▸ WORK TO COMPLETE
Lift out each line of the data that holds "ylabel".

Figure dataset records
-*-*-
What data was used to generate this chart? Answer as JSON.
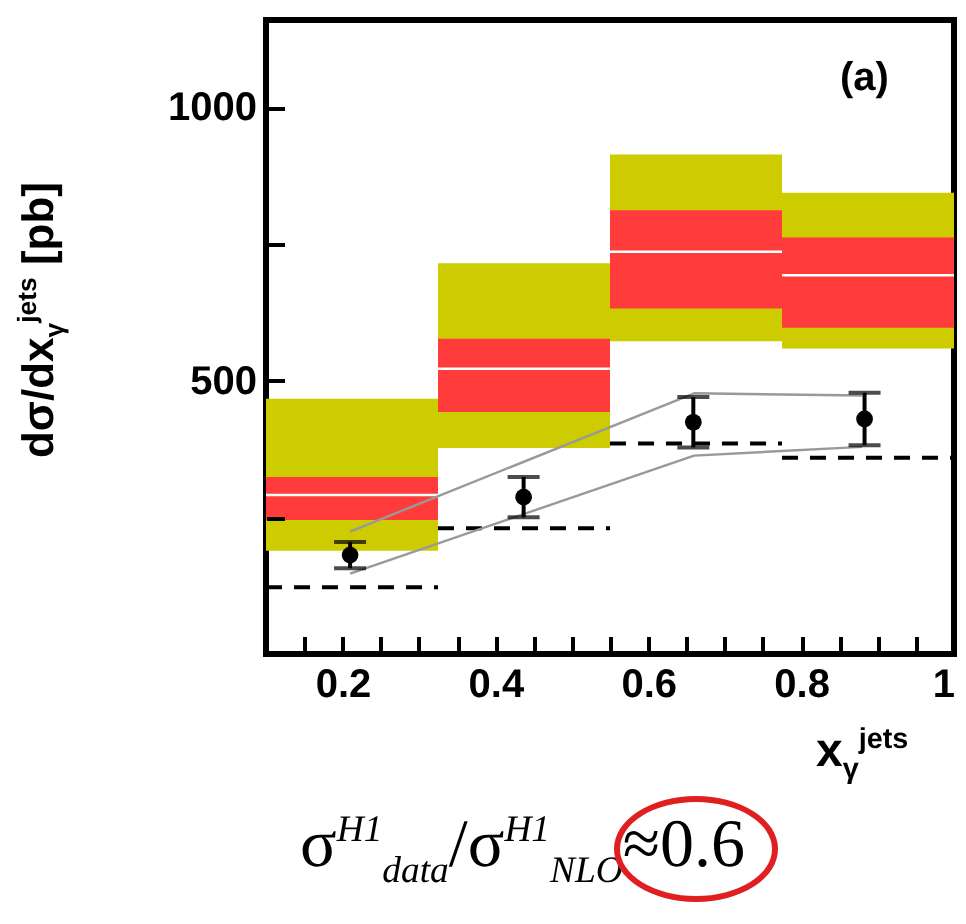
{
  "chart_data": {
    "type": "bar",
    "xlabel": "x$_{γ}$$^{jets}$",
    "ylabel": "dσ/dx$_{γ}$$^{jets}$ [pb]",
    "annotations": [
      "(a)",
      "σ$^{H1}$$_{data}$/σ$^{H1}$$_{NLO}$≈0.6"
    ],
    "xlim": [
      0.1,
      1
    ],
    "xticks": [
      {
        "value": 0.1,
        "label": null
      },
      {
        "value": 0.15,
        "label": null
      },
      0.2,
      {
        "value": 0.25,
        "label": null
      },
      {
        "value": 0.3,
        "label": null
      },
      {
        "value": 0.35,
        "label": null
      },
      0.4,
      {
        "value": 0.45,
        "label": null
      },
      {
        "value": 0.5,
        "label": null
      },
      {
        "value": 0.55,
        "label": null
      },
      0.6,
      {
        "value": 0.65,
        "label": null
      },
      {
        "value": 0.7,
        "label": null
      },
      {
        "value": 0.75,
        "label": null
      },
      0.8,
      {
        "value": 0.85,
        "label": null
      },
      {
        "value": 0.9,
        "label": null
      },
      {
        "value": 0.95,
        "label": null
      },
      1
    ],
    "ylim": [
      0,
      1160
    ],
    "yticks": [
      {
        "value": 0,
        "label": null
      },
      {
        "value": 250,
        "label": null
      },
      500,
      {
        "value": 750,
        "label": null
      },
      1000
    ],
    "series": [
      {
        "color": "#cccc00",
        "x": [
          0.2125,
          0.4375,
          0.6625,
          0.8875
        ],
        "base": [
          189,
          377,
          572,
          559
        ],
        "values": [
          278,
          338,
          342,
          285
        ]
      },
      {
        "color": "#ff3b3b",
        "x": [
          0.2125,
          0.4375,
          0.6625,
          0.8875
        ],
        "base": [
          245,
          443,
          632,
          597
        ],
        "values": [
          79,
          134,
          180,
          165
        ]
      },
      {
        "type": "line",
        "color": "#ffffff",
        "x": [
          0.1,
          0.325
        ],
        "values": [
          291,
          291
        ]
      },
      {
        "type": "line",
        "color": "#ffffff",
        "x": [
          0.325,
          0.55
        ],
        "values": [
          522,
          522
        ]
      },
      {
        "type": "line",
        "color": "#ffffff",
        "x": [
          0.55,
          0.775
        ],
        "values": [
          736,
          736
        ]
      },
      {
        "type": "line",
        "color": "#ffffff",
        "x": [
          0.775,
          1
        ],
        "values": [
          693,
          693
        ]
      },
      {
        "type": "line",
        "color": "#000000",
        "line_style": "dashed",
        "x": [
          0.1,
          0.325
        ],
        "values": [
          122,
          122
        ]
      },
      {
        "type": "line",
        "color": "#000000",
        "line_style": "dashed",
        "x": [
          0.325,
          0.55
        ],
        "values": [
          230,
          230
        ]
      },
      {
        "type": "line",
        "color": "#000000",
        "line_style": "dashed",
        "x": [
          0.55,
          0.775
        ],
        "values": [
          385,
          385
        ]
      },
      {
        "type": "line",
        "color": "#000000",
        "line_style": "dashed",
        "x": [
          0.775,
          1
        ],
        "values": [
          359,
          359
        ]
      },
      {
        "type": "line",
        "color": "#999999",
        "x": [
          0.21,
          0.66,
          0.88
        ],
        "values": [
          224,
          477,
          473
        ]
      },
      {
        "type": "line",
        "color": "#999999",
        "x": [
          0.21,
          0.66,
          0.88
        ],
        "values": [
          147,
          363,
          379
        ]
      },
      {
        "type": "scatter",
        "color": "#000000",
        "marker": "circle",
        "x": [
          0.21,
          0.437,
          0.659,
          0.883
        ],
        "values": [
          181,
          287,
          424,
          430
        ],
        "errors": [
          24,
          37,
          46,
          48
        ]
      }
    ]
  }
}
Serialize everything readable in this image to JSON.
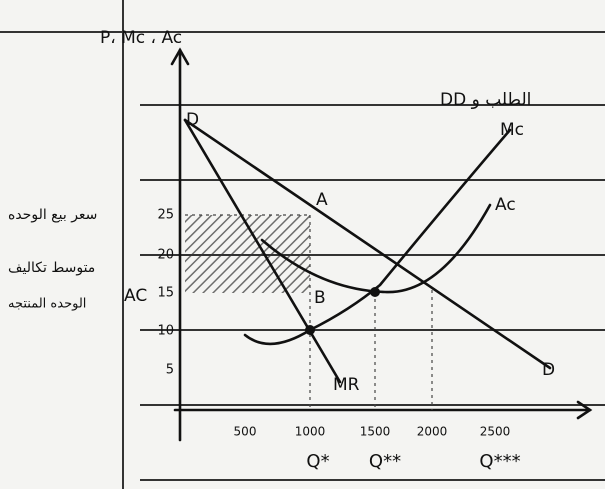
{
  "header": {
    "y_axis_title": "P، Mc ، Ac",
    "demand_title": "DD الطلب و"
  },
  "y_ticks": [
    "25",
    "20",
    "15",
    "10",
    "5"
  ],
  "x_ticks": [
    "500",
    "1000",
    "1500",
    "2000",
    "2500"
  ],
  "quantities": [
    "Q*",
    "Q**",
    "Q***"
  ],
  "curves": {
    "mc": "Mc",
    "ac": "Ac",
    "mr": "MR",
    "demand_start": "D",
    "demand_end": "D"
  },
  "points": {
    "a": "A",
    "b": "B"
  },
  "side_notes": {
    "price": "سعر بيع الوحده",
    "cost_1": "متوسط تكاليف",
    "cost_2": "الوحده المنتجه",
    "ac": "AC"
  }
}
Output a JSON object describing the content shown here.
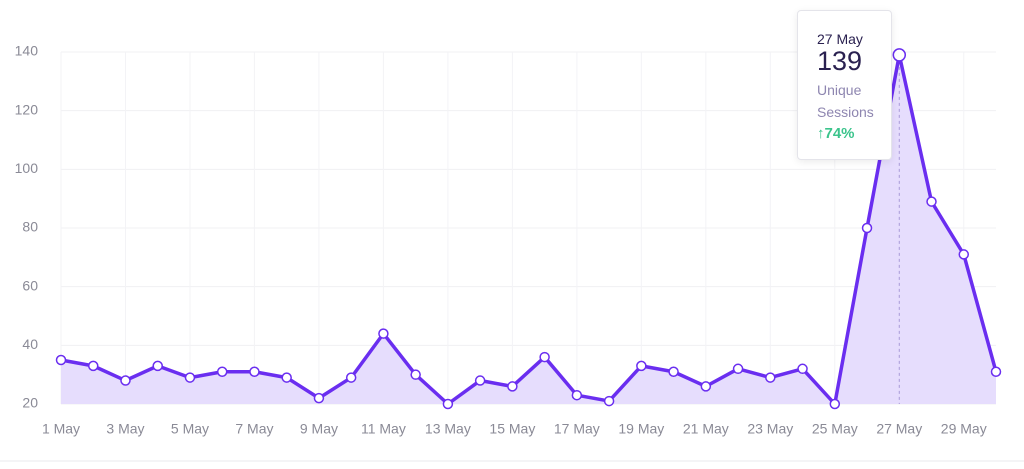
{
  "chart_data": {
    "type": "line",
    "categories": [
      "1 May",
      null,
      "3 May",
      null,
      "5 May",
      null,
      "7 May",
      null,
      "9 May",
      null,
      "11 May",
      null,
      "13 May",
      null,
      "15 May",
      null,
      "17 May",
      null,
      "19 May",
      null,
      "21 May",
      null,
      "23 May",
      null,
      "25 May",
      null,
      "27 May",
      null,
      "29 May",
      null
    ],
    "values": [
      35,
      33,
      28,
      33,
      29,
      31,
      31,
      29,
      22,
      29,
      44,
      30,
      20,
      28,
      26,
      36,
      23,
      21,
      33,
      31,
      26,
      32,
      29,
      32,
      20,
      80,
      139,
      89,
      71,
      31
    ],
    "color": "#6a2ef0",
    "fill": "#e6ddfd",
    "ylim": [
      20,
      140
    ],
    "yticks": [
      20,
      40,
      60,
      80,
      100,
      120,
      140
    ],
    "grid": true,
    "tooltip": {
      "date": "27 May",
      "value": 139,
      "label": "Unique Sessions",
      "change": "↑74%"
    }
  }
}
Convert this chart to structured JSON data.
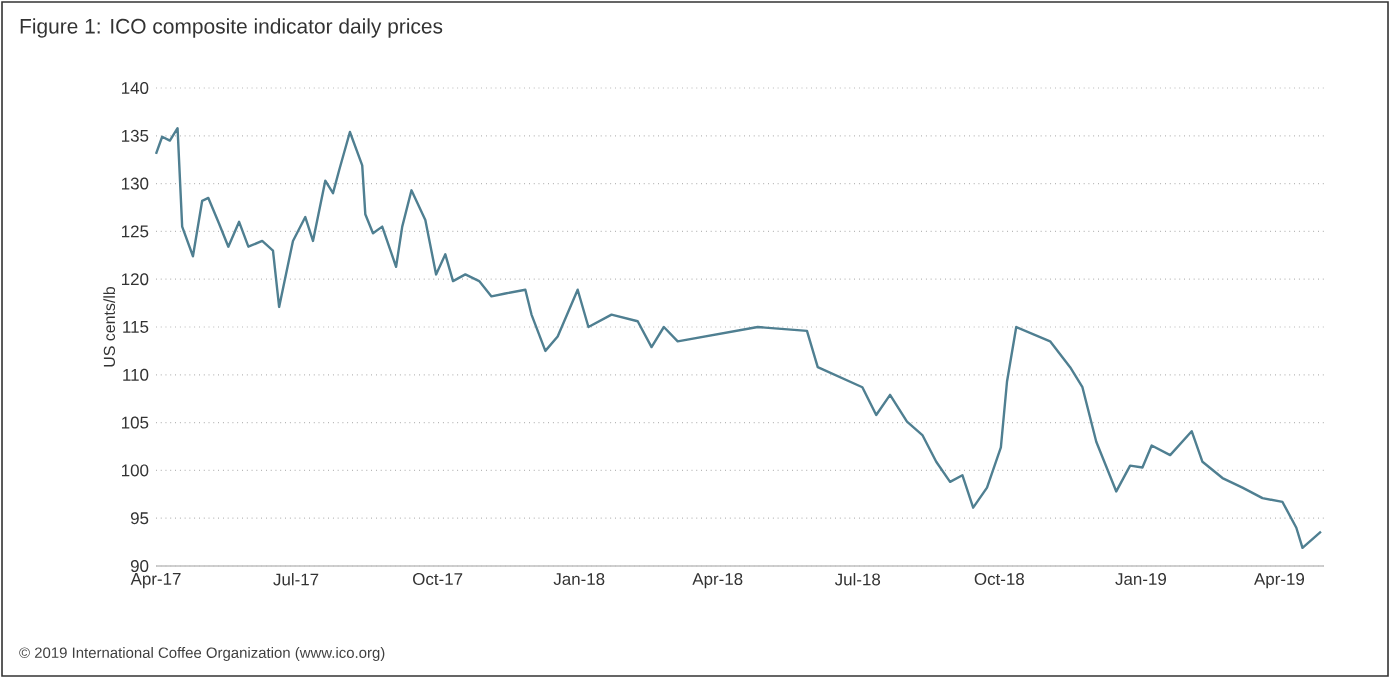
{
  "chart_data": {
    "type": "line",
    "title": "Figure 1: ICO composite indicator daily prices",
    "ylabel": "US cents/lb",
    "annotations": [
      "© 2019 International Coffee Organization (www.ico.org)"
    ],
    "xlim": [
      "2017-04-01",
      "2019-04-30"
    ],
    "xticks": [
      {
        "value": "2017-04-01",
        "label": "Apr-17"
      },
      {
        "value": "2017-07-01",
        "label": "Jul-17"
      },
      {
        "value": "2017-10-01",
        "label": "Oct-17"
      },
      {
        "value": "2018-01-01",
        "label": "Jan-18"
      },
      {
        "value": "2018-04-01",
        "label": "Apr-18"
      },
      {
        "value": "2018-07-01",
        "label": "Jul-18"
      },
      {
        "value": "2018-10-01",
        "label": "Oct-18"
      },
      {
        "value": "2019-01-01",
        "label": "Jan-19"
      },
      {
        "value": "2019-04-01",
        "label": "Apr-19"
      }
    ],
    "ylim": [
      90,
      140
    ],
    "yticks": [
      90,
      95,
      100,
      105,
      110,
      115,
      120,
      125,
      130,
      135,
      140
    ],
    "grid": "y",
    "series": [
      {
        "color": "#4f7f91",
        "x": [
          "2017-04-01",
          "2017-04-05",
          "2017-04-10",
          "2017-04-15",
          "2017-04-18",
          "2017-04-25",
          "2017-05-01",
          "2017-05-05",
          "2017-05-12",
          "2017-05-18",
          "2017-05-25",
          "2017-05-31",
          "2017-06-09",
          "2017-06-16",
          "2017-06-20",
          "2017-06-29",
          "2017-07-07",
          "2017-07-12",
          "2017-07-20",
          "2017-07-25",
          "2017-07-29",
          "2017-08-05",
          "2017-08-13",
          "2017-08-15",
          "2017-08-20",
          "2017-08-26",
          "2017-09-04",
          "2017-09-08",
          "2017-09-14",
          "2017-09-23",
          "2017-09-30",
          "2017-10-06",
          "2017-10-11",
          "2017-10-19",
          "2017-10-28",
          "2017-11-05",
          "2017-11-14",
          "2017-11-27",
          "2017-12-01",
          "2017-12-10",
          "2017-12-18",
          "2017-12-31",
          "2018-01-07",
          "2018-01-22",
          "2018-02-08",
          "2018-02-17",
          "2018-02-25",
          "2018-03-06",
          "2018-04-27",
          "2018-05-29",
          "2018-06-05",
          "2018-07-04",
          "2018-07-13",
          "2018-07-22",
          "2018-08-02",
          "2018-08-12",
          "2018-08-21",
          "2018-08-30",
          "2018-09-07",
          "2018-09-14",
          "2018-09-23",
          "2018-10-02",
          "2018-10-06",
          "2018-10-12",
          "2018-11-03",
          "2018-11-16",
          "2018-11-24",
          "2018-12-03",
          "2018-12-16",
          "2018-12-25",
          "2019-01-02",
          "2019-01-08",
          "2019-01-20",
          "2019-02-03",
          "2019-02-10",
          "2019-02-23",
          "2019-03-08",
          "2019-03-21",
          "2019-04-03",
          "2019-04-12",
          "2019-04-16",
          "2019-04-28"
        ],
        "values": [
          133.1,
          134.9,
          134.5,
          135.8,
          125.5,
          122.4,
          128.2,
          128.5,
          125.8,
          123.4,
          126,
          123.4,
          124,
          123,
          117.1,
          124,
          126.5,
          124,
          130.3,
          129,
          131.4,
          135.4,
          131.9,
          126.8,
          124.8,
          125.5,
          121.3,
          125.5,
          129.3,
          126.2,
          120.5,
          122.6,
          119.8,
          120.5,
          119.8,
          118.2,
          118.5,
          118.9,
          116.3,
          112.5,
          114,
          118.9,
          115,
          116.3,
          115.6,
          112.9,
          115,
          113.5,
          115,
          114.6,
          110.8,
          108.7,
          105.8,
          107.9,
          105.1,
          103.7,
          100.9,
          98.8,
          99.5,
          96.1,
          98.2,
          102.4,
          109.3,
          115,
          113.5,
          110.8,
          108.7,
          103,
          97.8,
          100.5,
          100.3,
          102.6,
          101.6,
          104.1,
          100.9,
          99.2,
          98.2,
          97.1,
          96.7,
          94,
          91.9,
          93.6
        ]
      }
    ]
  }
}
-*-*-
▸ REPLY
    "ylabel": "dσ/dx$_{γ}$$^{jets}$ [pb]",
    "ylabel": "US cents/lb",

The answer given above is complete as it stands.